INSTRUCTIONS FOR THE TASK: Copy every line from the records below that holds the word "уѣзда".

MATERIALS PROVIDED:
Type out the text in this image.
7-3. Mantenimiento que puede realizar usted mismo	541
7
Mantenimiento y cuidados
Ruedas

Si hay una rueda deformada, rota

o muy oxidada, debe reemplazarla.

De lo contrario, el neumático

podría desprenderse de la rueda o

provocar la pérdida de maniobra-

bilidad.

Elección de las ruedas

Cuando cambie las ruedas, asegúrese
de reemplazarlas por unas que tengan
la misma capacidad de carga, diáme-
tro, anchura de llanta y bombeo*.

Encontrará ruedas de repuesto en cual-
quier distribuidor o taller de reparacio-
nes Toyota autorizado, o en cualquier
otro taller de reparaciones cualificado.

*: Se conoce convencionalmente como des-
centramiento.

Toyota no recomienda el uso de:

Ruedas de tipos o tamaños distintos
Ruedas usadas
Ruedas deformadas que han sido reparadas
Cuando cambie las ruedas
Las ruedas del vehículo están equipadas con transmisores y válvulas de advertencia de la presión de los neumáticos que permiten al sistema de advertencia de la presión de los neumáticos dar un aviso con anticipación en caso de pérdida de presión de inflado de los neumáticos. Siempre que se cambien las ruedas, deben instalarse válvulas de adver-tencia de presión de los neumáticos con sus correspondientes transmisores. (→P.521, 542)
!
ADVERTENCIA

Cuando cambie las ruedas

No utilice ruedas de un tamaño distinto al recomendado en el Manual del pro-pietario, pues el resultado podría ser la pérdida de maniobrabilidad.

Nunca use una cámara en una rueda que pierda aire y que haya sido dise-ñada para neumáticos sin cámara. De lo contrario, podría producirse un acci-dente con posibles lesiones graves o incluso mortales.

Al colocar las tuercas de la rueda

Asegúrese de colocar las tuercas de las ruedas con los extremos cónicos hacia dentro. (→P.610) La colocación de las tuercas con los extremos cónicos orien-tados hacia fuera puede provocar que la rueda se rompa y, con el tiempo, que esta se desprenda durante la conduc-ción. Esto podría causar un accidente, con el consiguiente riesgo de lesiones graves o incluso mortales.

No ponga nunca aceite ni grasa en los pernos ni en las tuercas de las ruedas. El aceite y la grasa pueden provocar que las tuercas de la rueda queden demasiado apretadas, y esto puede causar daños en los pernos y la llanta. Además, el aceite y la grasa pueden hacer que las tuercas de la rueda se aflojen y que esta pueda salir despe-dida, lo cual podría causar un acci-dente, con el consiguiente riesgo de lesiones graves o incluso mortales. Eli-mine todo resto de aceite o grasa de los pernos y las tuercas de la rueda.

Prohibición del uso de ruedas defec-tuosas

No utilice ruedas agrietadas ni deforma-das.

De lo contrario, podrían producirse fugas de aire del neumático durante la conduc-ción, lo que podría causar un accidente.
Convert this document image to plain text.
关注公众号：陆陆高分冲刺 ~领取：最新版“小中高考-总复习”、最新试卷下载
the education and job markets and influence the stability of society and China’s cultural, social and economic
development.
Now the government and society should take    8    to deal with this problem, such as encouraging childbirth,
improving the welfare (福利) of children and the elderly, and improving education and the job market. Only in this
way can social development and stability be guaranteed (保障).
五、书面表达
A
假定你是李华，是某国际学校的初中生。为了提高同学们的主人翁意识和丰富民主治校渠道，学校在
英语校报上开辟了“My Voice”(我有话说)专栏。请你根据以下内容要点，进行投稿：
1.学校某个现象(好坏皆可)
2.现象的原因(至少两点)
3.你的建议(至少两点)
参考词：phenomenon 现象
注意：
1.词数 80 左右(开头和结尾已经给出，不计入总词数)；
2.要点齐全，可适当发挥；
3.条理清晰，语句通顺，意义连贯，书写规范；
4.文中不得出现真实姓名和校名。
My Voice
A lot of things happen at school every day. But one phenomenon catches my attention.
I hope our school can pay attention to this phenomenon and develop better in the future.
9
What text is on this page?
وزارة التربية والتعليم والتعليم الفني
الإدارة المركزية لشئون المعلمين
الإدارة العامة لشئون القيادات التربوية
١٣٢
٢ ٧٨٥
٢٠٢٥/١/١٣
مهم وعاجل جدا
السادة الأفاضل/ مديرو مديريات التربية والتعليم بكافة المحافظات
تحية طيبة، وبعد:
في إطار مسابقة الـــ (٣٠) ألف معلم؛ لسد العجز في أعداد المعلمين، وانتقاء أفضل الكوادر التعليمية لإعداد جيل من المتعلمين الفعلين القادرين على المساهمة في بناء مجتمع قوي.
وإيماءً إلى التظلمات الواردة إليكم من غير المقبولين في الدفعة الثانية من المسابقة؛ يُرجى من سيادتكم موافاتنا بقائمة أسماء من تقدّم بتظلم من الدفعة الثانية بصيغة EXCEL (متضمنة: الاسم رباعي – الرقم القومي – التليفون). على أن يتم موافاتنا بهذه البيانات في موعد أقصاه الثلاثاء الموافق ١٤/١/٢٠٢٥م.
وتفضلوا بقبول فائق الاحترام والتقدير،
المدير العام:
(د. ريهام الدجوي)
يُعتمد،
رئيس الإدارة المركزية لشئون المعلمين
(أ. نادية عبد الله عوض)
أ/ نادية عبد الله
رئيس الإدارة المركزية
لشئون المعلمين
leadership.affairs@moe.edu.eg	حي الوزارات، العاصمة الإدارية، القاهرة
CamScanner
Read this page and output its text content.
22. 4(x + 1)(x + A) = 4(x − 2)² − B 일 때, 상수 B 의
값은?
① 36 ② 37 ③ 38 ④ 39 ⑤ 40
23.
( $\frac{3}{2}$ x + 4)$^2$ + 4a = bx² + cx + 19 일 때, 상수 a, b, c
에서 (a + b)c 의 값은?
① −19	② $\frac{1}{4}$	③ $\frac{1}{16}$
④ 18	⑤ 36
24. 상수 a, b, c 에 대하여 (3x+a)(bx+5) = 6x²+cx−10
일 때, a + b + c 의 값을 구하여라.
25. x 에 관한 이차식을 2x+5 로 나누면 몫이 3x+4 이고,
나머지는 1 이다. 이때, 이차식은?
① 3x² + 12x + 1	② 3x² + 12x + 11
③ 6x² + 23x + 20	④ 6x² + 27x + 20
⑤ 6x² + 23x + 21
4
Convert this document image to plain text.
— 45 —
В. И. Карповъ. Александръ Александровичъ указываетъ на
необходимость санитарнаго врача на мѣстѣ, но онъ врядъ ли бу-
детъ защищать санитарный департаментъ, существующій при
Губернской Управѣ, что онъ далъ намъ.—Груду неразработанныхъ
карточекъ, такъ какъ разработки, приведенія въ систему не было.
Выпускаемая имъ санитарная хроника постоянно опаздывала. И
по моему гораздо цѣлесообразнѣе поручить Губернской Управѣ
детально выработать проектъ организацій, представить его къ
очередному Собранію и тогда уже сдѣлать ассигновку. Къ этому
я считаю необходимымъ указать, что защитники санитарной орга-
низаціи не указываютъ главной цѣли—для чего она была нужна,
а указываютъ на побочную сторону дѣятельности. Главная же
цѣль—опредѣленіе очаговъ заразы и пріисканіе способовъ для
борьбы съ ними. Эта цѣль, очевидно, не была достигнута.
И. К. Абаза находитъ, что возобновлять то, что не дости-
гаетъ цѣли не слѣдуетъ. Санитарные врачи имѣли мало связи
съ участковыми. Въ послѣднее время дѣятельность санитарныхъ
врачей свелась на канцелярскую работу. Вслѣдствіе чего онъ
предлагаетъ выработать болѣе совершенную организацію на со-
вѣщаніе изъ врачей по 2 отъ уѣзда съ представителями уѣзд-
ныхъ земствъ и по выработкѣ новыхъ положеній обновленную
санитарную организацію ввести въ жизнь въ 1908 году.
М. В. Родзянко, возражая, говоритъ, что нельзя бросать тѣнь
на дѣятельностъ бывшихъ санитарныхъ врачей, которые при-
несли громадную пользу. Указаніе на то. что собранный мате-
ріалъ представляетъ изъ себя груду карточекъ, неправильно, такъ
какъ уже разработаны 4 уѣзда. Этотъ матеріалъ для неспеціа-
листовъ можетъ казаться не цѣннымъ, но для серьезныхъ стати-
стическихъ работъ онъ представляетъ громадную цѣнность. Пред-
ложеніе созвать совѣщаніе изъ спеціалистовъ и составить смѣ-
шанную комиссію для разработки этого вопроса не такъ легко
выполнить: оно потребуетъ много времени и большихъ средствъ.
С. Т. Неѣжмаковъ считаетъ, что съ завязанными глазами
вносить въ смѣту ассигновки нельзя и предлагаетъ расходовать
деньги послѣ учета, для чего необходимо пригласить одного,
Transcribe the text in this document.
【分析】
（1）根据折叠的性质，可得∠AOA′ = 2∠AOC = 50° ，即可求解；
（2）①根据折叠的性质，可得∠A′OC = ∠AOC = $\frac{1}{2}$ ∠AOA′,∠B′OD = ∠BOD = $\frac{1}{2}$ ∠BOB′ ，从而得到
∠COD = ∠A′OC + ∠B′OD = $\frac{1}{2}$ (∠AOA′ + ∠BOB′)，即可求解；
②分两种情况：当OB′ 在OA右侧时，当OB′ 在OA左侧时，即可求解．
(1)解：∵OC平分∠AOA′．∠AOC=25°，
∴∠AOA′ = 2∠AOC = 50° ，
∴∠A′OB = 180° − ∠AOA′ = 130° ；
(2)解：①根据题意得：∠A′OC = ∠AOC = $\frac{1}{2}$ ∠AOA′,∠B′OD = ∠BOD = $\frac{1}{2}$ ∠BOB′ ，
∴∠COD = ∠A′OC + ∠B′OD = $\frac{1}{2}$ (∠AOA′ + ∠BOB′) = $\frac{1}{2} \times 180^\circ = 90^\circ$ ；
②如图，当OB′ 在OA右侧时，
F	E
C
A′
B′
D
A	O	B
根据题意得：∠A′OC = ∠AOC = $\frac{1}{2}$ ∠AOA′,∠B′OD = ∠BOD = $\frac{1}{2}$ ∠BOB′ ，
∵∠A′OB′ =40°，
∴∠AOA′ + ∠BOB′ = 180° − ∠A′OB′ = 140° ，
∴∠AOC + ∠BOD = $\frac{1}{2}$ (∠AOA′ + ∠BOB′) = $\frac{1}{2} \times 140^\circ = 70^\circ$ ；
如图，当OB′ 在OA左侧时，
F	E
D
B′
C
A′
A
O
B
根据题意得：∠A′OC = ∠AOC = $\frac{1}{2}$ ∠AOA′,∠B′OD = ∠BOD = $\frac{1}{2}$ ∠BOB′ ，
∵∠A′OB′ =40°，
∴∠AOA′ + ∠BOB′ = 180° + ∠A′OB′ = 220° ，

THE ANSWER:
вѣщаніе изъ врачей по 2 отъ уѣзда съ представителями уѣзд-
какъ уже разработаны 4 уѣзда. Этотъ матеріалъ для неспеціа-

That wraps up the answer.